** START OF DATA FOR PROCESSING **

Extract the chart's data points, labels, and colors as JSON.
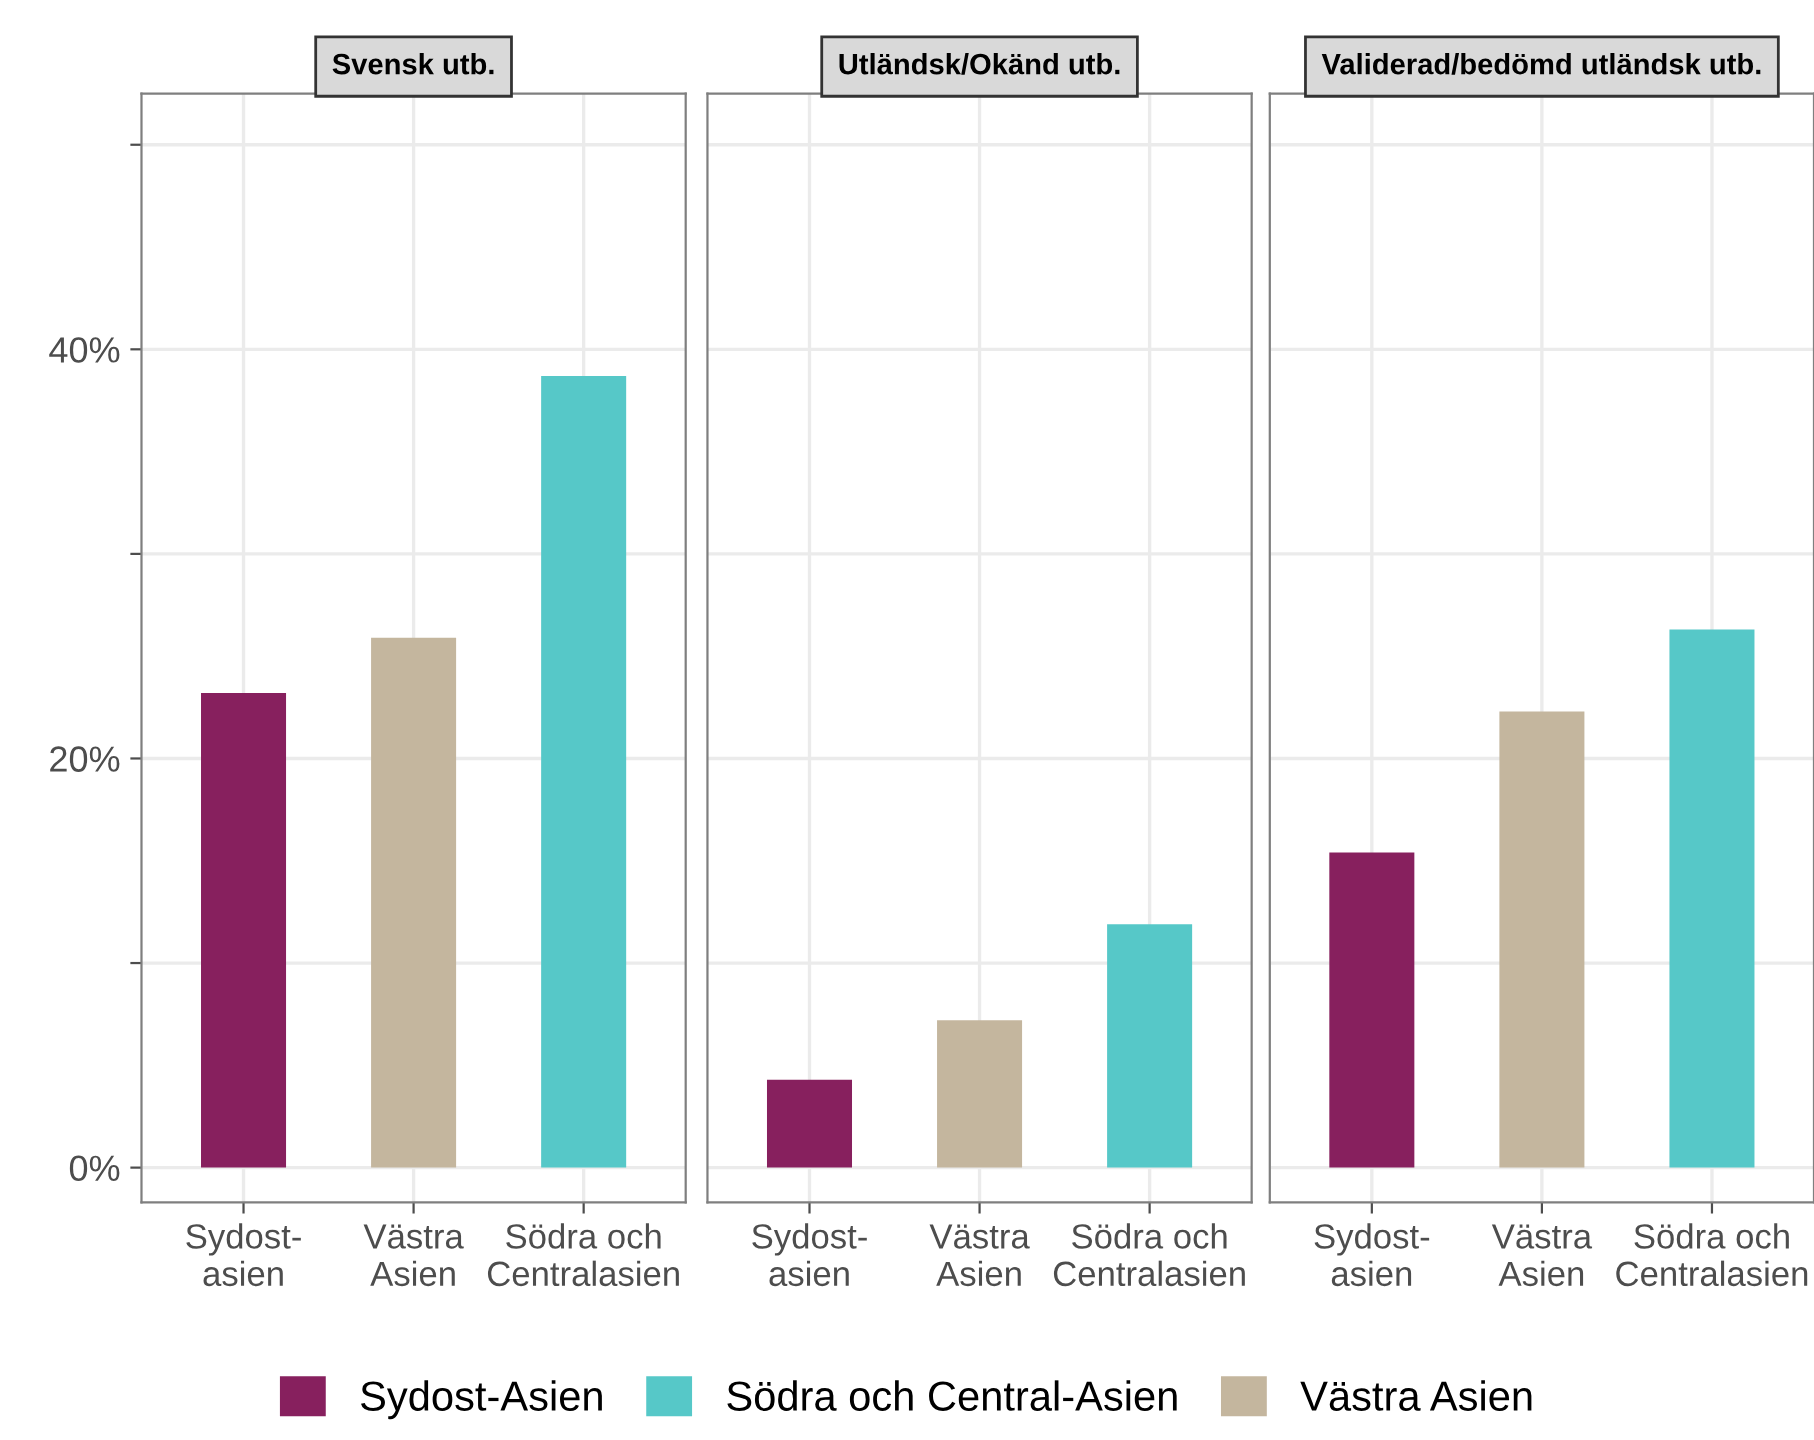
{
  "chart_data": [
    {
      "type": "bar",
      "title": "Svensk utb.",
      "categories": [
        "Sydost-\nasien",
        "Västra\nAsien",
        "Södra och\nCentralasien"
      ],
      "values": [
        23.2,
        25.9,
        38.7
      ],
      "colors": [
        "#87205e",
        "#c4b69e",
        "#56c8c8"
      ],
      "ylim": [
        -1.7,
        52.5
      ],
      "yticks": [
        {
          "value": 0,
          "label": "0%"
        },
        {
          "value": 10,
          "label": null
        },
        {
          "value": 20,
          "label": "20%"
        },
        {
          "value": 30,
          "label": null
        },
        {
          "value": 40,
          "label": "40%"
        },
        {
          "value": 50,
          "label": null
        }
      ],
      "grid": true
    },
    {
      "type": "bar",
      "title": "Utländsk/Okänd utb.",
      "stacked": true,
      "categories": [
        "Sydost-\nasien",
        "Västra\nAsien",
        "Södra och\nCentralasien"
      ],
      "series": [
        {
          "name": "Sydost-Asien",
          "color": "#87205e",
          "values": [
            4.3,
            null,
            null
          ]
        },
        {
          "name": "Södra och Central-Asien",
          "color": "#56c8c8",
          "values": [
            null,
            null,
            11.9
          ]
        },
        {
          "name": "Västra Asien",
          "color": "#c4b69e",
          "values": [
            null,
            7.2,
            null
          ]
        }
      ],
      "ylim": [
        -1.7,
        52.5
      ],
      "yticks": [
        0,
        10,
        20,
        30,
        40,
        50
      ],
      "grid": true,
      "tick_labels": "x",
      "legend": "bottom"
    },
    {
      "type": "bar",
      "title": "Validerad/bedömd utländsk utb.",
      "categories": [
        "Sydost-\nasien",
        "Västra\nAsien",
        "Södra och\nCentralasien"
      ],
      "values": [
        15.4,
        22.3,
        26.3
      ],
      "colors": [
        "#87205e",
        "#c4b69e",
        "#56c8c8"
      ],
      "ylim": [
        -1.7,
        52.5
      ],
      "yticks": [
        0,
        10,
        20,
        30,
        40,
        50
      ],
      "grid": true,
      "tick_labels": "x"
    }
  ]
}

** END OF DATA FOR PROCESSING **

§ DIRECTION:
Which lines contain the word "name"? Copy each of them.

§ SOLUTION FOR THIS TASK:
          "name": "Sydost-Asien",
          "name": "Södra och Central-Asien",
          "name": "Västra Asien",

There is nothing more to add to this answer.